◆ **Short problem**: Return all lines with the word "have" in them.

◆ **Given data**:
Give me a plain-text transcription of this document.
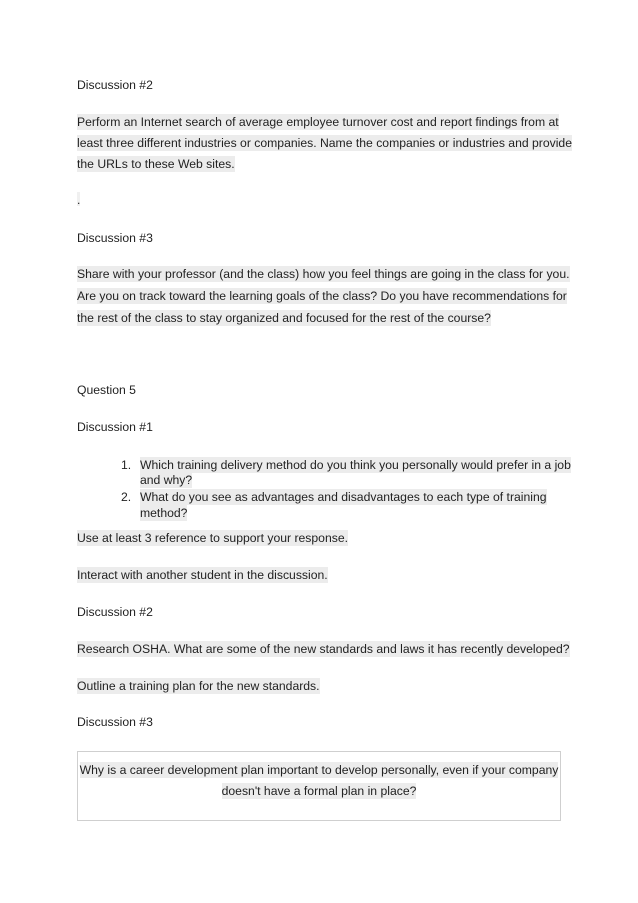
Discussion #2
Perform an Internet search of average employee turnover cost and report findings from at
least three different industries or companies. Name the companies or industries and provide
the URLs to these Web sites.
.
Discussion #3
Share with your professor (and the class) how you feel things are going in the class for you.
Are you on track toward the learning goals of the class? Do you have recommendations for
the rest of the class to stay organized and focused for the rest of the course?
Question 5
Discussion #1
1. Which training delivery method do you think you personally would prefer in a job
and why?
2. What do you see as advantages and disadvantages to each type of training
method?
Use at least 3 reference to support your response.
Interact with another student in the discussion.
Discussion #2
Research OSHA. What are some of the new standards and laws it has recently developed?
Outline a training plan for the new standards.
Discussion #3
Why is a career development plan important to develop personally, even if your company
doesn't have a formal plan in place?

◆ **The completed task**:
Are you on track toward the learning goals of the class? Do you have recommendations for
doesn't have a formal plan in place?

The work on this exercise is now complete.